WHAT YOU ARE ASKED TO DO. Filter this data down to the lines that hold "xlabel", and copy them.

SUPPLIED MATERIAL.
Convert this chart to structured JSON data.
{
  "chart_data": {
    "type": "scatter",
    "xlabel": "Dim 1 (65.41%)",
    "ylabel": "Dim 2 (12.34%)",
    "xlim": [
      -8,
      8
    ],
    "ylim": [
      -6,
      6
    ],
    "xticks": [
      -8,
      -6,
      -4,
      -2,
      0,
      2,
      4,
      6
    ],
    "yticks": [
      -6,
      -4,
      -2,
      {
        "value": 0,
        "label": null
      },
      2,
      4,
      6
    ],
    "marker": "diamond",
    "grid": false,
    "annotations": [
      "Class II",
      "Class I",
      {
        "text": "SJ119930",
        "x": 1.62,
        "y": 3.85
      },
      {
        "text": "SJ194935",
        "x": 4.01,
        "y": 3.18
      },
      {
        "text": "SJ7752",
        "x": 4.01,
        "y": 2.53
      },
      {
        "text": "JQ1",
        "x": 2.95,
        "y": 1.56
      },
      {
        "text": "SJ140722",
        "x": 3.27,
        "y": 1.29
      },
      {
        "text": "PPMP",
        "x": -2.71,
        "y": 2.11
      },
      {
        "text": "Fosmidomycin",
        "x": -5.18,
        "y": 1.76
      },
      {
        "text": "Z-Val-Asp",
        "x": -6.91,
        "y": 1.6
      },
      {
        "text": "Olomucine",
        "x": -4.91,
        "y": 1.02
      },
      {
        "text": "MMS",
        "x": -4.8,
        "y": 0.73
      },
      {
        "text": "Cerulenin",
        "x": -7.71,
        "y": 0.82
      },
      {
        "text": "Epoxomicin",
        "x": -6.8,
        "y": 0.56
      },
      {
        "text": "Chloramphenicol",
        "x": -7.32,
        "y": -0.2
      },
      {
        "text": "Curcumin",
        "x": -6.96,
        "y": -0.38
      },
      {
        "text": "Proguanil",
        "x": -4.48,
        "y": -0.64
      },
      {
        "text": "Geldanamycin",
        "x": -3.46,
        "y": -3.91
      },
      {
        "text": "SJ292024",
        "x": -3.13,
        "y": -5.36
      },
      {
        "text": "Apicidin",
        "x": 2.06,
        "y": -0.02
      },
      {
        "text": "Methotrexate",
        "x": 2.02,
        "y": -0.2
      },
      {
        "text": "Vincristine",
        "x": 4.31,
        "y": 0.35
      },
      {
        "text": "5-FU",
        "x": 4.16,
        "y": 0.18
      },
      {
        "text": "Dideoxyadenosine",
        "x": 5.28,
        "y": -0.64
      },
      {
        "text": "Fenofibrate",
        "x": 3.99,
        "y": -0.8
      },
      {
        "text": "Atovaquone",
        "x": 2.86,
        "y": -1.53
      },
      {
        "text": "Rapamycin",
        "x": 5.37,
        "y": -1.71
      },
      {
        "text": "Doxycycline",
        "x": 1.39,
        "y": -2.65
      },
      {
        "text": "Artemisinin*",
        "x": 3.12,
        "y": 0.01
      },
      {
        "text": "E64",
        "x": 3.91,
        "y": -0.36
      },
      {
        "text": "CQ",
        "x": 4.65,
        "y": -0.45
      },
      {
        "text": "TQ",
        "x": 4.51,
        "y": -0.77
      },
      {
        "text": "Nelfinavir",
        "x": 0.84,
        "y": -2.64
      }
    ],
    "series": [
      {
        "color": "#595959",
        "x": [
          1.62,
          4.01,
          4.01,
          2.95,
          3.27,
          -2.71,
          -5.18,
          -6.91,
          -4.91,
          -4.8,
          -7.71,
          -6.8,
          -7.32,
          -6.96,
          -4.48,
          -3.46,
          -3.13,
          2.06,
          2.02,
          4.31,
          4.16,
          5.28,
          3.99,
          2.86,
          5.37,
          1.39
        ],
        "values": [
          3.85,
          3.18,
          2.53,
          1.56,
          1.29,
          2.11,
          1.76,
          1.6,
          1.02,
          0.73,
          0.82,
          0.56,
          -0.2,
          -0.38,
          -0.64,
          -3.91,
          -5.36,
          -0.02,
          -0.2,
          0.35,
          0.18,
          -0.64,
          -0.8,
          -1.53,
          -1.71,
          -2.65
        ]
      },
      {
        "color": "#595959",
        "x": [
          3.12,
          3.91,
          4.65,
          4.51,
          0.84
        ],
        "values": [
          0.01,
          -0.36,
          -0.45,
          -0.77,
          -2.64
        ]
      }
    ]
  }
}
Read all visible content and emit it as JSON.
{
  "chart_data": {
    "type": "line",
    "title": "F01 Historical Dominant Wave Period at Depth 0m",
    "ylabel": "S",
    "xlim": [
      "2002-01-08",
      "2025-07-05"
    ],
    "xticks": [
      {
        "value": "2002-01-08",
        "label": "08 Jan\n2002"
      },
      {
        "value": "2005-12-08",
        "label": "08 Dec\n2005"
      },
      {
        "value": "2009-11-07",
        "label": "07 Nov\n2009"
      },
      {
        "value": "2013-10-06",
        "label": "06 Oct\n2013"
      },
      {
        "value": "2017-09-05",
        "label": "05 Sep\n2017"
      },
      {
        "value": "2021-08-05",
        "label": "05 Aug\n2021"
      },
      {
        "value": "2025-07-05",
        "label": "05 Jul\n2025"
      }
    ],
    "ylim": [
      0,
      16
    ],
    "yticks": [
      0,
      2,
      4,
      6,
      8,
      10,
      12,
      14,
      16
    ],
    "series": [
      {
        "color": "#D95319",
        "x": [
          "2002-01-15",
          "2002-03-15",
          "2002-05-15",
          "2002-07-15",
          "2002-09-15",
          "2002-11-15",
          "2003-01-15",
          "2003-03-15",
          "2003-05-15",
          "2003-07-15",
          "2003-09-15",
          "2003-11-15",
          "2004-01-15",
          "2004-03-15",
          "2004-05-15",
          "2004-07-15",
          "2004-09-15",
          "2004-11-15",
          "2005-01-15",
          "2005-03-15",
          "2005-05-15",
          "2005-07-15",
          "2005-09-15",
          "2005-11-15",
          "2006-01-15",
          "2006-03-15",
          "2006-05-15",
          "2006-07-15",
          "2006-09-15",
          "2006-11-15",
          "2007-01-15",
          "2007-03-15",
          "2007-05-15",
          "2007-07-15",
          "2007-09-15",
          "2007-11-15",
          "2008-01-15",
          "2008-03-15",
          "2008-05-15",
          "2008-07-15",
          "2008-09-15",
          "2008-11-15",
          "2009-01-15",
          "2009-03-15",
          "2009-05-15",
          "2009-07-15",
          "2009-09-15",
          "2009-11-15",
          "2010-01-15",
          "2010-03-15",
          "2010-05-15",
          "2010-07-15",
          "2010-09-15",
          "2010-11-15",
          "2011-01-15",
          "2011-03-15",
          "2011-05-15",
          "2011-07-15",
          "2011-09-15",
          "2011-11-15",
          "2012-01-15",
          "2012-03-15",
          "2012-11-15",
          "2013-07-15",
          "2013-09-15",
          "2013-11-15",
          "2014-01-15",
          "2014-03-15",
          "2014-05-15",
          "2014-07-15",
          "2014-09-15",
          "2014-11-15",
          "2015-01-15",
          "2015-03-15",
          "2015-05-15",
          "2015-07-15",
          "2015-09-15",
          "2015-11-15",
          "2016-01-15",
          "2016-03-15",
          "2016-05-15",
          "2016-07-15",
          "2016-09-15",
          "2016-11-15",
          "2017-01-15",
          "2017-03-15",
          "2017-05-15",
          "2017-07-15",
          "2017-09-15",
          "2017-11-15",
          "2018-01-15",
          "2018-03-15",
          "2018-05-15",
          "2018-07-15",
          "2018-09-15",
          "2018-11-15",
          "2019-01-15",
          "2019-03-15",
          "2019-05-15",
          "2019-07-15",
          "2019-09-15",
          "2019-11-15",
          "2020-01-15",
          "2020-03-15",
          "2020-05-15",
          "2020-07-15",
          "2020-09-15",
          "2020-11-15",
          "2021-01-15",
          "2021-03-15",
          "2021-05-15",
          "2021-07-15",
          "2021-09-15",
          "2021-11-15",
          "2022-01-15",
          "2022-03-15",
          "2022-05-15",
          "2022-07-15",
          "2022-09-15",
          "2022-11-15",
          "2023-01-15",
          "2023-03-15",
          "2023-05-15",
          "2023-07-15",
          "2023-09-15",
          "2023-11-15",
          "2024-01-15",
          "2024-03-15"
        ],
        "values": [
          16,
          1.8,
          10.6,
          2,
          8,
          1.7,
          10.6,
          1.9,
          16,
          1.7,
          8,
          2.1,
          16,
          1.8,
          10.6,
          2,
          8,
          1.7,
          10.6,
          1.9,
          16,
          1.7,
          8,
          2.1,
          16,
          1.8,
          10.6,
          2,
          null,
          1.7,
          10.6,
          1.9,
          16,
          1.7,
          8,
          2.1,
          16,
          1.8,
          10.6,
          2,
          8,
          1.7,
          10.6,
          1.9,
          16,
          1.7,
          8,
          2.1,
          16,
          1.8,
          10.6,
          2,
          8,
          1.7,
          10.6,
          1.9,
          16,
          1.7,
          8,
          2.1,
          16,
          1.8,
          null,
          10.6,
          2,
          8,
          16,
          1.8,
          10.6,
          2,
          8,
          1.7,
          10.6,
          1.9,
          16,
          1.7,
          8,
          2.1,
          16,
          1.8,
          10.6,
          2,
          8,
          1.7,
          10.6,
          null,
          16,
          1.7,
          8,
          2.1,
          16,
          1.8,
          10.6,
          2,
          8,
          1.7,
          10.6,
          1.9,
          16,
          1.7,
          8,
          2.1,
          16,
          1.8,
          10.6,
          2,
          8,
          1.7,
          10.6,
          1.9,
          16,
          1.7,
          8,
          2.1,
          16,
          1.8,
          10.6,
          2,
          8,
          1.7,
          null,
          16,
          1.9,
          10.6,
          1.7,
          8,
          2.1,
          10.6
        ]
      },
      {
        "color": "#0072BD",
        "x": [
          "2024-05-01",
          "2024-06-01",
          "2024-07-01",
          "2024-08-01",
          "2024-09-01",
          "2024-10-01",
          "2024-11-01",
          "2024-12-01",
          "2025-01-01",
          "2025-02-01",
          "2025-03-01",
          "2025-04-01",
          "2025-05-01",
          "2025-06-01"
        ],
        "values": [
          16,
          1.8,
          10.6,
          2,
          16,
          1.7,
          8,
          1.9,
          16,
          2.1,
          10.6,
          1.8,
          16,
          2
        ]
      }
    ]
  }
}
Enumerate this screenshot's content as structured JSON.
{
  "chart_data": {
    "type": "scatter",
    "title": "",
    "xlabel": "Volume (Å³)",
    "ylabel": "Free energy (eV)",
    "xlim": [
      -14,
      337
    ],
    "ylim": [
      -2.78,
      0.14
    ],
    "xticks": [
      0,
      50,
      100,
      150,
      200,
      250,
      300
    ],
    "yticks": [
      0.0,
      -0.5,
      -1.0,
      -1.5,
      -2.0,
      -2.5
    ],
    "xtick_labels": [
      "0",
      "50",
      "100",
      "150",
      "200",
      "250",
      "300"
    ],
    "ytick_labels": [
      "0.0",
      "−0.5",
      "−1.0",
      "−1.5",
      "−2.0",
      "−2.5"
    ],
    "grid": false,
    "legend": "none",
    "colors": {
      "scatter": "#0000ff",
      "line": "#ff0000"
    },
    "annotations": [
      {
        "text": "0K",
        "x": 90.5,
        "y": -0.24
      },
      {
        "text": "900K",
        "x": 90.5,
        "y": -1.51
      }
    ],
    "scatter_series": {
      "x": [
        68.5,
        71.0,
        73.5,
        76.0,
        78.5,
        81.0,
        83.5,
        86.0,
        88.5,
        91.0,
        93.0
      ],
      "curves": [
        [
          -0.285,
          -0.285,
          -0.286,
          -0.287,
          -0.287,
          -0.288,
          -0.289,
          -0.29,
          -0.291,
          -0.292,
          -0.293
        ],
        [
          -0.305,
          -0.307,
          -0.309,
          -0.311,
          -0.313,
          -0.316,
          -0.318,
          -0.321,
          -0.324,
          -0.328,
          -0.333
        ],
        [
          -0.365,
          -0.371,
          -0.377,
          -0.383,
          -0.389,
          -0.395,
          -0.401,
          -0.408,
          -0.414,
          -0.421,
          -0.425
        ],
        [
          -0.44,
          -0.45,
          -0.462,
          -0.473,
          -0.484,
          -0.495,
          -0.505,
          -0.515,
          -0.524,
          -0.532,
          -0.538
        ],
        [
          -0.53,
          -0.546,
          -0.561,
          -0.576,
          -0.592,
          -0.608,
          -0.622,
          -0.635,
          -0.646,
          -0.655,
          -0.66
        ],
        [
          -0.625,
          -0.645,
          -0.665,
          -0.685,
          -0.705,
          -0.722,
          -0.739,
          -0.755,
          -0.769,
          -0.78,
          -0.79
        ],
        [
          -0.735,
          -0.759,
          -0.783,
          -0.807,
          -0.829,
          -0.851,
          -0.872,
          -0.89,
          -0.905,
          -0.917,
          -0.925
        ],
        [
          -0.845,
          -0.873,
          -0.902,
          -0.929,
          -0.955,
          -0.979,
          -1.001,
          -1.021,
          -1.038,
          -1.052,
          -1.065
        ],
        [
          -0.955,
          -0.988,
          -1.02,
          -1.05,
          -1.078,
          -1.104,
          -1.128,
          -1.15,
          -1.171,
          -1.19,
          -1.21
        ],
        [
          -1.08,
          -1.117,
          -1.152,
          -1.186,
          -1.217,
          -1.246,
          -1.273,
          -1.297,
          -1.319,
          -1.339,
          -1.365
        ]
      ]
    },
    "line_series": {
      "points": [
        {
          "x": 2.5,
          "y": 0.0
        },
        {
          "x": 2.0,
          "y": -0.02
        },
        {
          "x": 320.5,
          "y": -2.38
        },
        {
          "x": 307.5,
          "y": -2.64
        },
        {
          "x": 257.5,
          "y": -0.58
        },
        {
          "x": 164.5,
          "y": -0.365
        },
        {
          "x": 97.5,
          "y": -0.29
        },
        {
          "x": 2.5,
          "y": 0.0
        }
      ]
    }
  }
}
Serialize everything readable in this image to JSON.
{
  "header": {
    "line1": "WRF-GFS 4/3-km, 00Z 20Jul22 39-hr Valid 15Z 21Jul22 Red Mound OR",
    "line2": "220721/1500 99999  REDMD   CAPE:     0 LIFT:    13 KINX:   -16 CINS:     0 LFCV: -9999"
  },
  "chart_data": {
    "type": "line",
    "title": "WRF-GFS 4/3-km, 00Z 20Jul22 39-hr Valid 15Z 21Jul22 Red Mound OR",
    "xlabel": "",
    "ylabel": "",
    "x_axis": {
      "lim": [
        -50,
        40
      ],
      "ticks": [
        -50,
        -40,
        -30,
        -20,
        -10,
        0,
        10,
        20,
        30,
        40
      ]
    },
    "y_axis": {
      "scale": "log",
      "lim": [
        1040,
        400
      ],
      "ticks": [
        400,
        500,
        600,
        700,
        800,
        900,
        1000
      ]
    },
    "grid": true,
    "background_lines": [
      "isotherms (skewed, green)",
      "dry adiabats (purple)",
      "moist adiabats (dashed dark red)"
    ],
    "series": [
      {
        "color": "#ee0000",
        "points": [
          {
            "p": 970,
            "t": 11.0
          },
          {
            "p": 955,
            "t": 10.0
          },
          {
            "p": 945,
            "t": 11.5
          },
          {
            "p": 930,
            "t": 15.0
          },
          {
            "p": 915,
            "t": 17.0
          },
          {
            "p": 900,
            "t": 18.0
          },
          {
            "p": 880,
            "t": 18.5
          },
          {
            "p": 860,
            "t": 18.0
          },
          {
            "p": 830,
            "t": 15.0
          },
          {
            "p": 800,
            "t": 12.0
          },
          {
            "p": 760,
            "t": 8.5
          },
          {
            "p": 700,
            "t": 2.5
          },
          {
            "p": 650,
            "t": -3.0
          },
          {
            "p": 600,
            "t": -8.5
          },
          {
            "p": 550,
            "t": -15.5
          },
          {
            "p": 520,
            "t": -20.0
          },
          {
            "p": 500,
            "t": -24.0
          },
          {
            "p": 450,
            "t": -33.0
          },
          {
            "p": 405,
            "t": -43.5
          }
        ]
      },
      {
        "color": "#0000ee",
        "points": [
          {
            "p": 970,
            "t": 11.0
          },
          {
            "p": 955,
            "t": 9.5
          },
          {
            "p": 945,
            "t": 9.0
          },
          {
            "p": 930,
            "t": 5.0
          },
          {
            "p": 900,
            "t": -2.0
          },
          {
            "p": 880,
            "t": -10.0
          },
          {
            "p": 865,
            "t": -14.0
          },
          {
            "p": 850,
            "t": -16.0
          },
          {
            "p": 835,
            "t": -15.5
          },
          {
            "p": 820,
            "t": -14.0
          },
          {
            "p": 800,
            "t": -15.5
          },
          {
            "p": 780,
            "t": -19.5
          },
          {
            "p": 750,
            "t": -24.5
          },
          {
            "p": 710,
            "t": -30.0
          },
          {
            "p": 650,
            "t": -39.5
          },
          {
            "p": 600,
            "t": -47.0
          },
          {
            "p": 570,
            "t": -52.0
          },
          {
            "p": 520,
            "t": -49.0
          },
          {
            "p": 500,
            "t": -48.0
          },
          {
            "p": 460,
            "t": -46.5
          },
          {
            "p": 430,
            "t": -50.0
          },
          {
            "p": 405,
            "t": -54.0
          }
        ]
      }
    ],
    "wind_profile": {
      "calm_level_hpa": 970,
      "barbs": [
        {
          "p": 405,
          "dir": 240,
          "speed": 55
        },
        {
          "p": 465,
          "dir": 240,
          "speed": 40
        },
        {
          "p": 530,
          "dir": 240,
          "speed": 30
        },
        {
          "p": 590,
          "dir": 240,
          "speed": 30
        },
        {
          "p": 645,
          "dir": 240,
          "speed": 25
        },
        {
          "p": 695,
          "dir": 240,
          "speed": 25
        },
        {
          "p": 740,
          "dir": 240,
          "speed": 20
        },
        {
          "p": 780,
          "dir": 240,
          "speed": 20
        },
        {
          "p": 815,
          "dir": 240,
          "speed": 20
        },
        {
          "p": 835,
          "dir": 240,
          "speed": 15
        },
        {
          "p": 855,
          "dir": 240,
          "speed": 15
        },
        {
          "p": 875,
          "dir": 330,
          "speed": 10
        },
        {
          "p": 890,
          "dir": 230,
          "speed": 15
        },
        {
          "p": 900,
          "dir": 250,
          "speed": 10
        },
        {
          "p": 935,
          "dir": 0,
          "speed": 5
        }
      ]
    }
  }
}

WORKED SOLUTION.
    "xlabel": "Dim 1 (65.41%)",
    "xlabel": "Volume (Å³)",
    "xlabel": "",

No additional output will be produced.